Dataset entries on figures >>
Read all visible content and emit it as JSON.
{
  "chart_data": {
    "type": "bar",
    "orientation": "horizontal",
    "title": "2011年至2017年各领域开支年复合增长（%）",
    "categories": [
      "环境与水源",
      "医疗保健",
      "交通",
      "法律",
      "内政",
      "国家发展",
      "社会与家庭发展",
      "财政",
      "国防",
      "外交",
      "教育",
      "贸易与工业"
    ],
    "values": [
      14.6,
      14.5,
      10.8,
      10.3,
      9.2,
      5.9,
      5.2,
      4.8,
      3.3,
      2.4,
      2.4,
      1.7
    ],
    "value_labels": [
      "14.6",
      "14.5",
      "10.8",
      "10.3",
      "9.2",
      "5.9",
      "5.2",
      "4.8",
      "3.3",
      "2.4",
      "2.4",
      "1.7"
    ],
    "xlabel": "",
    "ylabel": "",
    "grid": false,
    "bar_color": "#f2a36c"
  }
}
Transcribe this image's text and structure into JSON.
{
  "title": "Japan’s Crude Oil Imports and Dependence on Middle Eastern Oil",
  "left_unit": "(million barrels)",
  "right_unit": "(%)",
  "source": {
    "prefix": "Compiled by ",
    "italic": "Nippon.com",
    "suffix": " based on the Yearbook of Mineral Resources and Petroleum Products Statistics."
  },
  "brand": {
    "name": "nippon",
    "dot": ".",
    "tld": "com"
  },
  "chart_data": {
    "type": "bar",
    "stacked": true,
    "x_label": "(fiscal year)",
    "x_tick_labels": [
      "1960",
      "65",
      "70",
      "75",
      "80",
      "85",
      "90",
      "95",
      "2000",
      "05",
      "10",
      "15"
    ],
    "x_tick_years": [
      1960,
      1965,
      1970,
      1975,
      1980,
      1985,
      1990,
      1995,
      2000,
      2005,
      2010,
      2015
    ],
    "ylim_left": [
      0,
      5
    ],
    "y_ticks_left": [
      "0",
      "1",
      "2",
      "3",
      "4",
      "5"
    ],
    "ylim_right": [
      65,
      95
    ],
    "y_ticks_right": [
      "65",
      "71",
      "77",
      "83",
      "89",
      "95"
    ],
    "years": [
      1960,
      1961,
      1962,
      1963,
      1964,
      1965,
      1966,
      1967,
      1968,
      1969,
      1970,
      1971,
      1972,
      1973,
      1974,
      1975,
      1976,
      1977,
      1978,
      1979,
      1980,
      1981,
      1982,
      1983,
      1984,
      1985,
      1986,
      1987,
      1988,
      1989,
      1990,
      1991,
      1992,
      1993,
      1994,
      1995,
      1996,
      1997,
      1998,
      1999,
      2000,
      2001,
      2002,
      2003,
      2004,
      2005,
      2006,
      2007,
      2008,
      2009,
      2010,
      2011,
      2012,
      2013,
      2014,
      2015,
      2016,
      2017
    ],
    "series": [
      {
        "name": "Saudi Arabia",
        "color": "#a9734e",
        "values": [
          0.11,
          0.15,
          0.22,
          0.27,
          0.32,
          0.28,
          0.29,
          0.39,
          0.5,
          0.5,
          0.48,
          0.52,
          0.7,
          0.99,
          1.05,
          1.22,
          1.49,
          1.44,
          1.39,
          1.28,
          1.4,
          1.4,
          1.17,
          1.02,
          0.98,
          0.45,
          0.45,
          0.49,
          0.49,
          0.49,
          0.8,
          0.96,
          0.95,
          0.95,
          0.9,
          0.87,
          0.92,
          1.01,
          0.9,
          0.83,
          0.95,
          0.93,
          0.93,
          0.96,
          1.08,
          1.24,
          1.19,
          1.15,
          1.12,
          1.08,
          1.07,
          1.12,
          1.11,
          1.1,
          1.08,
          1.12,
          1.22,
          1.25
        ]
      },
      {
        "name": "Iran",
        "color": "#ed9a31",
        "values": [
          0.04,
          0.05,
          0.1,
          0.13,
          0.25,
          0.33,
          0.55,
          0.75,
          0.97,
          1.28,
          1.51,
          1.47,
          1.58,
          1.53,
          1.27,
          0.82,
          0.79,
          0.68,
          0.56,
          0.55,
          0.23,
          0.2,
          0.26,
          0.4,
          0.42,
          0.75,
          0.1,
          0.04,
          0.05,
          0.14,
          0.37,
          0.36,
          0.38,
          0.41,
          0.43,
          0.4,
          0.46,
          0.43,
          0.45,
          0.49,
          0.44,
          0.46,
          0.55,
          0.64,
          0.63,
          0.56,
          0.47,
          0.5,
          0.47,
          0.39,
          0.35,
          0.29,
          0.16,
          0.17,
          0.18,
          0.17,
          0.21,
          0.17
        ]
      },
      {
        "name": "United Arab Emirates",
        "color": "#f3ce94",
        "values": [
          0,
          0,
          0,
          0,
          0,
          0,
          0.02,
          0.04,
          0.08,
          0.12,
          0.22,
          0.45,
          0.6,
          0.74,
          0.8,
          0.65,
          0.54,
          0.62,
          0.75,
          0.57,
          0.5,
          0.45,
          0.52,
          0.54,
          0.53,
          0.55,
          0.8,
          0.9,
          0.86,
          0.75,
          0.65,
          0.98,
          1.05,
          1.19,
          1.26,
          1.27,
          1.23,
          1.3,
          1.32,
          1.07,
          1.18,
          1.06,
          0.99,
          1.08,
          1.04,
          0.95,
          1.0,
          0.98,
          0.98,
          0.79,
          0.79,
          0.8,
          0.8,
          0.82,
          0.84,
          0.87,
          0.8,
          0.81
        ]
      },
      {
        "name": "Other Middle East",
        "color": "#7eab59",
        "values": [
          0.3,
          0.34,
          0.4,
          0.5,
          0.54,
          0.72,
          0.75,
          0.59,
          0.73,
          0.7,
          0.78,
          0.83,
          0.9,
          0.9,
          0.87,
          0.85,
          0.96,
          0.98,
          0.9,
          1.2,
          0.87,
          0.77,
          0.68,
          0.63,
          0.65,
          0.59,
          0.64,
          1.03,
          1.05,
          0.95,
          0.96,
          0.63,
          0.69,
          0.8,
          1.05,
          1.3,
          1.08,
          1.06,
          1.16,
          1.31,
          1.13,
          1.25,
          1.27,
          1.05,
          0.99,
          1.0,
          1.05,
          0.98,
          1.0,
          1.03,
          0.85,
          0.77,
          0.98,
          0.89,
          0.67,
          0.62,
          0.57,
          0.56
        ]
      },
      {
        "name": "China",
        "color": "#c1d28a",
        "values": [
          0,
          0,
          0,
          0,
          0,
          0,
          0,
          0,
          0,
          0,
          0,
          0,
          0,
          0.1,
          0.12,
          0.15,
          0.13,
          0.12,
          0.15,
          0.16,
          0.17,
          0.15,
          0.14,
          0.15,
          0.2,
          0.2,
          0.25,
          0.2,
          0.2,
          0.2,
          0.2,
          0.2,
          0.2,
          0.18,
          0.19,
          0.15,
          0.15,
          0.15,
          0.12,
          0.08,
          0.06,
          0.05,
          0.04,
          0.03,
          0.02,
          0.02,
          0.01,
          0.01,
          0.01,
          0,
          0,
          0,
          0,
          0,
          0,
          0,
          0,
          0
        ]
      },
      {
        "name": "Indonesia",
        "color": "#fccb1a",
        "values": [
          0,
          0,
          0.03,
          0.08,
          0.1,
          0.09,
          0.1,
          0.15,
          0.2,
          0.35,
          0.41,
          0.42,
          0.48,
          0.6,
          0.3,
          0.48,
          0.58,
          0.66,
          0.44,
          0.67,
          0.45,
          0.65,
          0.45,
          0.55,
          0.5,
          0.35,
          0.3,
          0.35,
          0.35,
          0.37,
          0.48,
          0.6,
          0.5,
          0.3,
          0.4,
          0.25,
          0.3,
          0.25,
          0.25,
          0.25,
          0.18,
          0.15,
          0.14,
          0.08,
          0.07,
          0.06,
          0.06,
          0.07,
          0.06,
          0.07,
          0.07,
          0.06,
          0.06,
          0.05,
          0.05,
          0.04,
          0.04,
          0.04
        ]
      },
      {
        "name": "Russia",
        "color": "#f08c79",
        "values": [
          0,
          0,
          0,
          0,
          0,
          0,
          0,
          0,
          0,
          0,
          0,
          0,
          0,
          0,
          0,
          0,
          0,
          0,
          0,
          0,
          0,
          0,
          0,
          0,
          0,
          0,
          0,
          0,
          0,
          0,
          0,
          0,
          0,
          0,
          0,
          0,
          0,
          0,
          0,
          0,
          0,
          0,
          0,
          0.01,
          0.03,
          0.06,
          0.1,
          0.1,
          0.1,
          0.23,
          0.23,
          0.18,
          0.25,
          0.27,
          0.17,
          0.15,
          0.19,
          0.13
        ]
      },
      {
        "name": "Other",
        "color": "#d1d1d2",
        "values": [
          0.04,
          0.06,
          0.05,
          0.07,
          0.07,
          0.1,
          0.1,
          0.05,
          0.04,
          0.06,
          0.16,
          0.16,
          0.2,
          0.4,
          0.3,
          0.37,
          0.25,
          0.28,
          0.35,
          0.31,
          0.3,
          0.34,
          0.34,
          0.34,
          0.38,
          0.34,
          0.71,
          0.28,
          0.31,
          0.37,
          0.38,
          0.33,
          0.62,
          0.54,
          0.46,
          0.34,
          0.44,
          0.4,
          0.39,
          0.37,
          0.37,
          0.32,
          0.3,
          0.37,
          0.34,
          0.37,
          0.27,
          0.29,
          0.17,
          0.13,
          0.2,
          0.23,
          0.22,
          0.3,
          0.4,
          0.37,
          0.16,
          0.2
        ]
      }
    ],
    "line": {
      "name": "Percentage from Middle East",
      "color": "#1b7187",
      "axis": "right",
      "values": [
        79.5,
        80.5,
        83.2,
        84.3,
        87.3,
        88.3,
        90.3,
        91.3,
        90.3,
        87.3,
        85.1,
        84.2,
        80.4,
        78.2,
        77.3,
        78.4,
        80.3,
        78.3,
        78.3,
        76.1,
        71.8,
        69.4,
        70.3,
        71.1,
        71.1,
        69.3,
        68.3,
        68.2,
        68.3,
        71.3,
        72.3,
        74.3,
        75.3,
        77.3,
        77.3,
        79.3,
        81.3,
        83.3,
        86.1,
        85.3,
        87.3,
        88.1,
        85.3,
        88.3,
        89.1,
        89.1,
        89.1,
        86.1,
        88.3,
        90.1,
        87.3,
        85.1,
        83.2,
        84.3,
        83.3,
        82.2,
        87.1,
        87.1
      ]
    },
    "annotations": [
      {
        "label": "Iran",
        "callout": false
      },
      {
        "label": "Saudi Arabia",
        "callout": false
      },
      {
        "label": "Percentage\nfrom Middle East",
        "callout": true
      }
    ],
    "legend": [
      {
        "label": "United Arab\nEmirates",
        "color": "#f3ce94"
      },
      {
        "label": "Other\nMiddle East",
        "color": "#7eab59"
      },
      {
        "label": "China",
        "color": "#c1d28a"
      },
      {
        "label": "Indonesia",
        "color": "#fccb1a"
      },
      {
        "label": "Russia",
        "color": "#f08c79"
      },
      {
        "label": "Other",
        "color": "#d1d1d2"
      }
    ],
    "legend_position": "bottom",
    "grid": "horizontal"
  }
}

What is needed >> Copy each line of the records that contains the word "Other".

Task output >>
        "name": "Other Middle East",
        "name": "Other",
        "label": "Other\nMiddle East",
        "label": "Other",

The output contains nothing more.